Some records
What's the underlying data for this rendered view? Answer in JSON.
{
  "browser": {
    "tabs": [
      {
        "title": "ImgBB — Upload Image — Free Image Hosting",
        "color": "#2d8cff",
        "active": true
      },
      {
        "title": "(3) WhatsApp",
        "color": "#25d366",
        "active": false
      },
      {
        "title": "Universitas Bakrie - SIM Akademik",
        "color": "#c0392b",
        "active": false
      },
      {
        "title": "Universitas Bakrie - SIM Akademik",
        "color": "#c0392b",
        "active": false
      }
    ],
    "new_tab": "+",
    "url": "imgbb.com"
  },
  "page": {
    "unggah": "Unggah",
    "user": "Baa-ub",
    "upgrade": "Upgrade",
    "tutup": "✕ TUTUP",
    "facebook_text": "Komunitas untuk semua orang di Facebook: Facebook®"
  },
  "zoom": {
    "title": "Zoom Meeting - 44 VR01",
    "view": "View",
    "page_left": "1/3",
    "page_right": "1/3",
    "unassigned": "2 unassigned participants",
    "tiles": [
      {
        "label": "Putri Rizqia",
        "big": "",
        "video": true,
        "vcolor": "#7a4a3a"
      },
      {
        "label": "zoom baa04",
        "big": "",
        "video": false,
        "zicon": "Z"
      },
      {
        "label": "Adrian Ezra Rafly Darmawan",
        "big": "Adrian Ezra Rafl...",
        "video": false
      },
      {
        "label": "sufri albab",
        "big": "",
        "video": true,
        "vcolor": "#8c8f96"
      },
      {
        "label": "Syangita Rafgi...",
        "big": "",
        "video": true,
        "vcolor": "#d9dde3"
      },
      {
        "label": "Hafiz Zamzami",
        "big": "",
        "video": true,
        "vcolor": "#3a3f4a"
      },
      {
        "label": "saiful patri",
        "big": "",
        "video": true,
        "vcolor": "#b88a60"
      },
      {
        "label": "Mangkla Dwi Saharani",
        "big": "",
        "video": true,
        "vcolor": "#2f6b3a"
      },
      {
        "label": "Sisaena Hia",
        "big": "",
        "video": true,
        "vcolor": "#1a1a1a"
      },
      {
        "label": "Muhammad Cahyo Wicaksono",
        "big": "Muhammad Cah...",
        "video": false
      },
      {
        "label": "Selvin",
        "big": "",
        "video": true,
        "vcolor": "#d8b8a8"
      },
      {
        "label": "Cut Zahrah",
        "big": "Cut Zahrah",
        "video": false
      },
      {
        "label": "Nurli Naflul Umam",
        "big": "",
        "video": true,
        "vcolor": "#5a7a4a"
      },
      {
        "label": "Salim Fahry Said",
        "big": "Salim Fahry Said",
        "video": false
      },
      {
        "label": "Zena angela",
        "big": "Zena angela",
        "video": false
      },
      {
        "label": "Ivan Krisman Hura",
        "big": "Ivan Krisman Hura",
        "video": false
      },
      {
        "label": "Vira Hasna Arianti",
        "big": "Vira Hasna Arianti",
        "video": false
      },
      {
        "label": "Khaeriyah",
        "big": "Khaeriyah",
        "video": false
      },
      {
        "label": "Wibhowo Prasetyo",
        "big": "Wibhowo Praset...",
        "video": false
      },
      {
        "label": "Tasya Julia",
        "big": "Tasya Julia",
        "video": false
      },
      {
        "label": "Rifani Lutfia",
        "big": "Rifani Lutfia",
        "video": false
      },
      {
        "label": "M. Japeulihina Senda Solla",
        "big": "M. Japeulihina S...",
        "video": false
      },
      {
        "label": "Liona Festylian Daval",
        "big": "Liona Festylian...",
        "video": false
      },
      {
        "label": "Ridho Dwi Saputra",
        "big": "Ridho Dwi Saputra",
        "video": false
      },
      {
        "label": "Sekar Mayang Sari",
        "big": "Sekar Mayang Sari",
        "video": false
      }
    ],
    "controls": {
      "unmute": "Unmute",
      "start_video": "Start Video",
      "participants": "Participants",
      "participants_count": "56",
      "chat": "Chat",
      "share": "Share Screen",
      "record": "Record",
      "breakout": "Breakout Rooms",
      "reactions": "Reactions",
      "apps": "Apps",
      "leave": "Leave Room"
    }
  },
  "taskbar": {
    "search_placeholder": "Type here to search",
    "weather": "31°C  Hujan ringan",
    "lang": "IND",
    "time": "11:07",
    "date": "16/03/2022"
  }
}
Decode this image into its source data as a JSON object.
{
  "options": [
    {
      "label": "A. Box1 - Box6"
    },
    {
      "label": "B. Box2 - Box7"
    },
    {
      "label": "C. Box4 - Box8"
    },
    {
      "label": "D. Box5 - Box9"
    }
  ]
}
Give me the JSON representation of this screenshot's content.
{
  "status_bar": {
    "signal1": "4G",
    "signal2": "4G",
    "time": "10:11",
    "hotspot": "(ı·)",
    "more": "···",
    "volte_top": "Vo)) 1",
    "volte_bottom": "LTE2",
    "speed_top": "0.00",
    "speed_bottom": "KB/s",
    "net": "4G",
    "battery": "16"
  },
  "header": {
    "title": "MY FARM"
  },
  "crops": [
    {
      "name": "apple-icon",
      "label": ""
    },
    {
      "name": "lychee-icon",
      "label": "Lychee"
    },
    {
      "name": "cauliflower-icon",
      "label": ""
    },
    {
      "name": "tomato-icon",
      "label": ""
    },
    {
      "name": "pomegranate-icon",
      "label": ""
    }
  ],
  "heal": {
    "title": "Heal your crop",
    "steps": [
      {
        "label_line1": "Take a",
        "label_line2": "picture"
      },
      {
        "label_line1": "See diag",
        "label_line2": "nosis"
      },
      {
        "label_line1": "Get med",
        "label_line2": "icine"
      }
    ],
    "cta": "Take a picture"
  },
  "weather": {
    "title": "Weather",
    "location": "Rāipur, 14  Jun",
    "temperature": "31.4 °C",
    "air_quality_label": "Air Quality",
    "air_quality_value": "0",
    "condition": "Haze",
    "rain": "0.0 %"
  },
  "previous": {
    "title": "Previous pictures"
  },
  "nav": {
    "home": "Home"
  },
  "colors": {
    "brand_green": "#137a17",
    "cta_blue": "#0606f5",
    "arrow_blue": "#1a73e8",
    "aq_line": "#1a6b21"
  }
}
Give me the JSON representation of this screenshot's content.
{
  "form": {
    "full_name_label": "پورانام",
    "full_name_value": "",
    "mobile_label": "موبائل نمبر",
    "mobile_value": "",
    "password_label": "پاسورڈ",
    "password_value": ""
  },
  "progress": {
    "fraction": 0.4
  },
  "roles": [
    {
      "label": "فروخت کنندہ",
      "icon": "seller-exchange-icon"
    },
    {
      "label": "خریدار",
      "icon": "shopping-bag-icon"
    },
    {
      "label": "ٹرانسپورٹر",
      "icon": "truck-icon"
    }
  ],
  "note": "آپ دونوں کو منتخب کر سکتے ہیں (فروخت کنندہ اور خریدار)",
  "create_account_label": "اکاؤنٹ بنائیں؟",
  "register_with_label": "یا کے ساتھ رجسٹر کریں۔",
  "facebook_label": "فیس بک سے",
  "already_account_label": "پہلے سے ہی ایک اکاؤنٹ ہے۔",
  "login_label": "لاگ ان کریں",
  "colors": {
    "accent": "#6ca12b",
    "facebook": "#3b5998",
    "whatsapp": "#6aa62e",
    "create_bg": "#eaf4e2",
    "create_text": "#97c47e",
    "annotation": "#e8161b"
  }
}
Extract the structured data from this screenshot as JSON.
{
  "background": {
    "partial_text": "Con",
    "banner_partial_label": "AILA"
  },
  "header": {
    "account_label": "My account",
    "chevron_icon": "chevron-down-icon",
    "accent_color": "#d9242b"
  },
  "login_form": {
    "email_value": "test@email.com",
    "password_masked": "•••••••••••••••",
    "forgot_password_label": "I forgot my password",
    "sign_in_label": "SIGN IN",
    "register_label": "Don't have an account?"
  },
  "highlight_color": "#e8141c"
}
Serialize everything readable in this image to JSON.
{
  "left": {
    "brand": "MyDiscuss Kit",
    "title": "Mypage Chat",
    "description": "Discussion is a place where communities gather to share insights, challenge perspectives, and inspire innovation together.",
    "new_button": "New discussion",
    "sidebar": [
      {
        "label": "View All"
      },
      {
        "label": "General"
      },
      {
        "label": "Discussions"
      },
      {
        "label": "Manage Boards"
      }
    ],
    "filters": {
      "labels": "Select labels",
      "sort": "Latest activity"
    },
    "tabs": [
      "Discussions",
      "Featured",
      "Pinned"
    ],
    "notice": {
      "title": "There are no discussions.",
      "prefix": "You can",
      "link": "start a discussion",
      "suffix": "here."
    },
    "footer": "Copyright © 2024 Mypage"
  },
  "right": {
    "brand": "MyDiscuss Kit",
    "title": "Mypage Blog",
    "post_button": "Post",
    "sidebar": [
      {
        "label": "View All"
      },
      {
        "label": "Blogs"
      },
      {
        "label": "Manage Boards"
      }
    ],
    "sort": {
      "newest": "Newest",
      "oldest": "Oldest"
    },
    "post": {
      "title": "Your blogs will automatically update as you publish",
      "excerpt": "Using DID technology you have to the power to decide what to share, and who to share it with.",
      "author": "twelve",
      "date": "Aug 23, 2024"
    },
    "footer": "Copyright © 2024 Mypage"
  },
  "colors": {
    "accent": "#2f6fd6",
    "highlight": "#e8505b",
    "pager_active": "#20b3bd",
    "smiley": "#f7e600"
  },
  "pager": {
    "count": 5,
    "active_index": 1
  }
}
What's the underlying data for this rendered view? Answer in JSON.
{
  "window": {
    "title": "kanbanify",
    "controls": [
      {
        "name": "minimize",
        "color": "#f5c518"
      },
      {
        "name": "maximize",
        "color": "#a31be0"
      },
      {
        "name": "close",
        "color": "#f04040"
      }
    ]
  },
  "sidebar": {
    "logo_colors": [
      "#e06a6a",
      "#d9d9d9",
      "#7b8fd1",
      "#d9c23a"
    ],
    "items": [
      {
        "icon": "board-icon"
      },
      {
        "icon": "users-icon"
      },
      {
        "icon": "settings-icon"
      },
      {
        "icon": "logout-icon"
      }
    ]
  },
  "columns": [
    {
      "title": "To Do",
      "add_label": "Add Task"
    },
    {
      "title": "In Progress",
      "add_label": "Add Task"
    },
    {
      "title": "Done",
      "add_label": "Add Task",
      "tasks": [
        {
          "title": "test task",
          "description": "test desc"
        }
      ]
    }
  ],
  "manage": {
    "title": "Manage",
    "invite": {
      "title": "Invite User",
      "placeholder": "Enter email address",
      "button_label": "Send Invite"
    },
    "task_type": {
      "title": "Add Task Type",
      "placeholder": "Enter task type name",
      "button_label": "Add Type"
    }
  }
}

The problem
Out of the material above, select every line that holds the string "Said".

Result of the task
        "label": "Salim Fahry Said",
        "big": "Salim Fahry Said",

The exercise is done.